(CHALLENGE): Copy the entries below exactly. Images do not belong in the copy.

* * * * * * *

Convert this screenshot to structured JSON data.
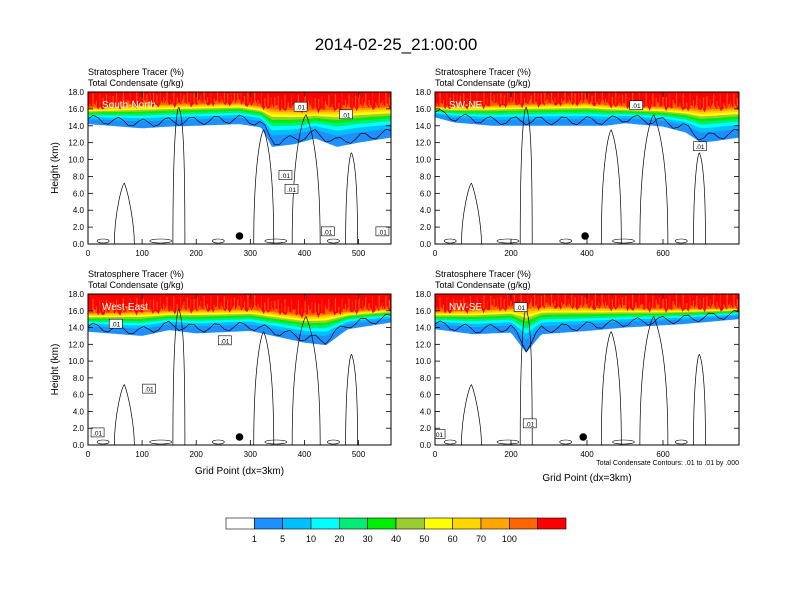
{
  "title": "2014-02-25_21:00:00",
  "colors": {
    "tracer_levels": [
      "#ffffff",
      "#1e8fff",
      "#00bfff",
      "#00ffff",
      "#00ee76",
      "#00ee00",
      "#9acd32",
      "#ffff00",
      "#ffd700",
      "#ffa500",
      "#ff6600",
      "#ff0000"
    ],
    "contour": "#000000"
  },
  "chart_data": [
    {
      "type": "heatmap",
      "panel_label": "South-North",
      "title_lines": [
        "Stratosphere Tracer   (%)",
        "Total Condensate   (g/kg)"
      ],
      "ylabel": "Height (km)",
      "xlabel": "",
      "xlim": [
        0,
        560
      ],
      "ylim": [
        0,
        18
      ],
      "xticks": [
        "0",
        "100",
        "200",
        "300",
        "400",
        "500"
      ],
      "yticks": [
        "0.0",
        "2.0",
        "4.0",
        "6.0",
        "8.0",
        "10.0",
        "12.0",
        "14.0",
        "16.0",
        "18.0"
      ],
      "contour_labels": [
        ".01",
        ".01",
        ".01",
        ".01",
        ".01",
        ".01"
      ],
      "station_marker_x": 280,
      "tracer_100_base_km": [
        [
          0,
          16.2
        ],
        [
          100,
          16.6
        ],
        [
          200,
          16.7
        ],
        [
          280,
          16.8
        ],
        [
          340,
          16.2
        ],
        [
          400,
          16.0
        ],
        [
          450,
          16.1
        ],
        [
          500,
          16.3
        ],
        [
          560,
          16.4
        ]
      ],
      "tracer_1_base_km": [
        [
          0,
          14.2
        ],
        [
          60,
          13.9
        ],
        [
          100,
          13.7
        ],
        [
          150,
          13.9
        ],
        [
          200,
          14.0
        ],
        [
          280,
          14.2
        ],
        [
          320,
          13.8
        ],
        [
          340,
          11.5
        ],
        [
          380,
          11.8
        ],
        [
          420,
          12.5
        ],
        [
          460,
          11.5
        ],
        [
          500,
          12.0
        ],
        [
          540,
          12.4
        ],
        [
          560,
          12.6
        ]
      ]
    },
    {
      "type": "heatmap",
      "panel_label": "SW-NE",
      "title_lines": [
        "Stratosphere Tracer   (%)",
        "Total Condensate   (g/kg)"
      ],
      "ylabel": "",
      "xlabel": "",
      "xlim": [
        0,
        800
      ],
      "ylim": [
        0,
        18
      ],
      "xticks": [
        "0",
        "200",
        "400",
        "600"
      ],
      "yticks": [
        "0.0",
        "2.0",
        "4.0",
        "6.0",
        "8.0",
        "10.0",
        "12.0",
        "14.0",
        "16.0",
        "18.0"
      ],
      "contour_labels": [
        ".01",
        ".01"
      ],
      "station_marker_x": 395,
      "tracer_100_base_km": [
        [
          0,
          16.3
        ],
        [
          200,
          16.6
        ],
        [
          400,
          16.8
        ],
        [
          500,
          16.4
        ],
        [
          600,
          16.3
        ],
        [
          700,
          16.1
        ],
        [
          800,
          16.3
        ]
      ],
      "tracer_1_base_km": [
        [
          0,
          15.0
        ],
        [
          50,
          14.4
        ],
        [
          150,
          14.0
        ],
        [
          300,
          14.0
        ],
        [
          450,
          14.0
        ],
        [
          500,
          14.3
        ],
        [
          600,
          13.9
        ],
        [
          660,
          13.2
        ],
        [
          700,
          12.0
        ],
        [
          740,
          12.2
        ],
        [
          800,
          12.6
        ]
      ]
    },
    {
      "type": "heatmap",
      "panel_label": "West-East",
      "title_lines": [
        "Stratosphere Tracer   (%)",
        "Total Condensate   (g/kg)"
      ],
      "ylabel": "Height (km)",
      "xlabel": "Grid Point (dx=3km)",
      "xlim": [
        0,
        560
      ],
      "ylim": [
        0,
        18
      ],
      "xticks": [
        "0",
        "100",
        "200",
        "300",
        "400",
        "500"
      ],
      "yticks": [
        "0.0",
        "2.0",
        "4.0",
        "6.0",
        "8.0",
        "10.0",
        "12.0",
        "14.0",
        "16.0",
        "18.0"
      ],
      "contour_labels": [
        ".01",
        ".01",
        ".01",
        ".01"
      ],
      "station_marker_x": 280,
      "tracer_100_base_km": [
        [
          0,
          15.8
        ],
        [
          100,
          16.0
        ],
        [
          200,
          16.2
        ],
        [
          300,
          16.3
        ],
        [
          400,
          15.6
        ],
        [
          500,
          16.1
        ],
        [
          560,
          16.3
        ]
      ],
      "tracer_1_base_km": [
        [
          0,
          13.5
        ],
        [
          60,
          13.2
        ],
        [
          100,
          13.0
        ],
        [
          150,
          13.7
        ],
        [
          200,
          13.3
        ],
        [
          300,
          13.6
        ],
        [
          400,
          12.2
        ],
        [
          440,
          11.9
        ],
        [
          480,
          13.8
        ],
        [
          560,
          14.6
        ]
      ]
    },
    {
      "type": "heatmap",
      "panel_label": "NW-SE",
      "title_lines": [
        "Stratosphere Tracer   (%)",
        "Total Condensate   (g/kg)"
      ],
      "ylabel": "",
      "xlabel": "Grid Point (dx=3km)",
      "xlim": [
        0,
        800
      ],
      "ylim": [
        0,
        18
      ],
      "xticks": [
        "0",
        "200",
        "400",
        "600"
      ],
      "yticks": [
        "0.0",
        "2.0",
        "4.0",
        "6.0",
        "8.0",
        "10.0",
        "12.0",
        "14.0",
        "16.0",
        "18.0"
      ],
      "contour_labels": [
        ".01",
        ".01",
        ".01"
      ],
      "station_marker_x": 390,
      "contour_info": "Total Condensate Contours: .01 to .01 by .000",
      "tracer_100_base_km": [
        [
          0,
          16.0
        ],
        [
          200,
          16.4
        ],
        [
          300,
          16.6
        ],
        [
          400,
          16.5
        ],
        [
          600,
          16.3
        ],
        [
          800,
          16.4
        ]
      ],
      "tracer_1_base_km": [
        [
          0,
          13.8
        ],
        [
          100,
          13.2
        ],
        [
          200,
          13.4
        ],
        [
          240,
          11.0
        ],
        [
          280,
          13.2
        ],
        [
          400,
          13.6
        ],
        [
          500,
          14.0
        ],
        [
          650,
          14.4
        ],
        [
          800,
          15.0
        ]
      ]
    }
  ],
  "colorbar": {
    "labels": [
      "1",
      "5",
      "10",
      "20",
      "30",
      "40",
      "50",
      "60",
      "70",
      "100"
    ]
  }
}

* * * * * * *

(THE RESPONSE):
Convert this screenshot to structured JSON data.
{
  "title": "2014-02-25_21:00:00",
  "colors": {
    "tracer_levels": [
      "#ffffff",
      "#1e8fff",
      "#00bfff",
      "#00ffff",
      "#00ee76",
      "#00ee00",
      "#9acd32",
      "#ffff00",
      "#ffd700",
      "#ffa500",
      "#ff6600",
      "#ff0000"
    ],
    "contour": "#000000"
  },
  "chart_data": [
    {
      "type": "heatmap",
      "panel_label": "South-North",
      "title_lines": [
        "Stratosphere Tracer   (%)",
        "Total Condensate   (g/kg)"
      ],
      "ylabel": "Height (km)",
      "xlabel": "",
      "xlim": [
        0,
        560
      ],
      "ylim": [
        0,
        18
      ],
      "xticks": [
        "0",
        "100",
        "200",
        "300",
        "400",
        "500"
      ],
      "yticks": [
        "0.0",
        "2.0",
        "4.0",
        "6.0",
        "8.0",
        "10.0",
        "12.0",
        "14.0",
        "16.0",
        "18.0"
      ],
      "contour_labels": [
        ".01",
        ".01",
        ".01",
        ".01",
        ".01",
        ".01"
      ],
      "station_marker_x": 280,
      "tracer_100_base_km": [
        [
          0,
          16.2
        ],
        [
          100,
          16.6
        ],
        [
          200,
          16.7
        ],
        [
          280,
          16.8
        ],
        [
          340,
          16.2
        ],
        [
          400,
          16.0
        ],
        [
          450,
          16.1
        ],
        [
          500,
          16.3
        ],
        [
          560,
          16.4
        ]
      ],
      "tracer_1_base_km": [
        [
          0,
          14.2
        ],
        [
          60,
          13.9
        ],
        [
          100,
          13.7
        ],
        [
          150,
          13.9
        ],
        [
          200,
          14.0
        ],
        [
          280,
          14.2
        ],
        [
          320,
          13.8
        ],
        [
          340,
          11.5
        ],
        [
          380,
          11.8
        ],
        [
          420,
          12.5
        ],
        [
          460,
          11.5
        ],
        [
          500,
          12.0
        ],
        [
          540,
          12.4
        ],
        [
          560,
          12.6
        ]
      ]
    },
    {
      "type": "heatmap",
      "panel_label": "SW-NE",
      "title_lines": [
        "Stratosphere Tracer   (%)",
        "Total Condensate   (g/kg)"
      ],
      "ylabel": "",
      "xlabel": "",
      "xlim": [
        0,
        800
      ],
      "ylim": [
        0,
        18
      ],
      "xticks": [
        "0",
        "200",
        "400",
        "600"
      ],
      "yticks": [
        "0.0",
        "2.0",
        "4.0",
        "6.0",
        "8.0",
        "10.0",
        "12.0",
        "14.0",
        "16.0",
        "18.0"
      ],
      "contour_labels": [
        ".01",
        ".01"
      ],
      "station_marker_x": 395,
      "tracer_100_base_km": [
        [
          0,
          16.3
        ],
        [
          200,
          16.6
        ],
        [
          400,
          16.8
        ],
        [
          500,
          16.4
        ],
        [
          600,
          16.3
        ],
        [
          700,
          16.1
        ],
        [
          800,
          16.3
        ]
      ],
      "tracer_1_base_km": [
        [
          0,
          15.0
        ],
        [
          50,
          14.4
        ],
        [
          150,
          14.0
        ],
        [
          300,
          14.0
        ],
        [
          450,
          14.0
        ],
        [
          500,
          14.3
        ],
        [
          600,
          13.9
        ],
        [
          660,
          13.2
        ],
        [
          700,
          12.0
        ],
        [
          740,
          12.2
        ],
        [
          800,
          12.6
        ]
      ]
    },
    {
      "type": "heatmap",
      "panel_label": "West-East",
      "title_lines": [
        "Stratosphere Tracer   (%)",
        "Total Condensate   (g/kg)"
      ],
      "ylabel": "Height (km)",
      "xlabel": "Grid Point (dx=3km)",
      "xlim": [
        0,
        560
      ],
      "ylim": [
        0,
        18
      ],
      "xticks": [
        "0",
        "100",
        "200",
        "300",
        "400",
        "500"
      ],
      "yticks": [
        "0.0",
        "2.0",
        "4.0",
        "6.0",
        "8.0",
        "10.0",
        "12.0",
        "14.0",
        "16.0",
        "18.0"
      ],
      "contour_labels": [
        ".01",
        ".01",
        ".01",
        ".01"
      ],
      "station_marker_x": 280,
      "tracer_100_base_km": [
        [
          0,
          15.8
        ],
        [
          100,
          16.0
        ],
        [
          200,
          16.2
        ],
        [
          300,
          16.3
        ],
        [
          400,
          15.6
        ],
        [
          500,
          16.1
        ],
        [
          560,
          16.3
        ]
      ],
      "tracer_1_base_km": [
        [
          0,
          13.5
        ],
        [
          60,
          13.2
        ],
        [
          100,
          13.0
        ],
        [
          150,
          13.7
        ],
        [
          200,
          13.3
        ],
        [
          300,
          13.6
        ],
        [
          400,
          12.2
        ],
        [
          440,
          11.9
        ],
        [
          480,
          13.8
        ],
        [
          560,
          14.6
        ]
      ]
    },
    {
      "type": "heatmap",
      "panel_label": "NW-SE",
      "title_lines": [
        "Stratosphere Tracer   (%)",
        "Total Condensate   (g/kg)"
      ],
      "ylabel": "",
      "xlabel": "Grid Point (dx=3km)",
      "xlim": [
        0,
        800
      ],
      "ylim": [
        0,
        18
      ],
      "xticks": [
        "0",
        "200",
        "400",
        "600"
      ],
      "yticks": [
        "0.0",
        "2.0",
        "4.0",
        "6.0",
        "8.0",
        "10.0",
        "12.0",
        "14.0",
        "16.0",
        "18.0"
      ],
      "contour_labels": [
        ".01",
        ".01",
        ".01"
      ],
      "station_marker_x": 390,
      "contour_info": "Total Condensate Contours: .01 to .01 by .000",
      "tracer_100_base_km": [
        [
          0,
          16.0
        ],
        [
          200,
          16.4
        ],
        [
          300,
          16.6
        ],
        [
          400,
          16.5
        ],
        [
          600,
          16.3
        ],
        [
          800,
          16.4
        ]
      ],
      "tracer_1_base_km": [
        [
          0,
          13.8
        ],
        [
          100,
          13.2
        ],
        [
          200,
          13.4
        ],
        [
          240,
          11.0
        ],
        [
          280,
          13.2
        ],
        [
          400,
          13.6
        ],
        [
          500,
          14.0
        ],
        [
          650,
          14.4
        ],
        [
          800,
          15.0
        ]
      ]
    }
  ],
  "colorbar": {
    "labels": [
      "1",
      "5",
      "10",
      "20",
      "30",
      "40",
      "50",
      "60",
      "70",
      "100"
    ]
  }
}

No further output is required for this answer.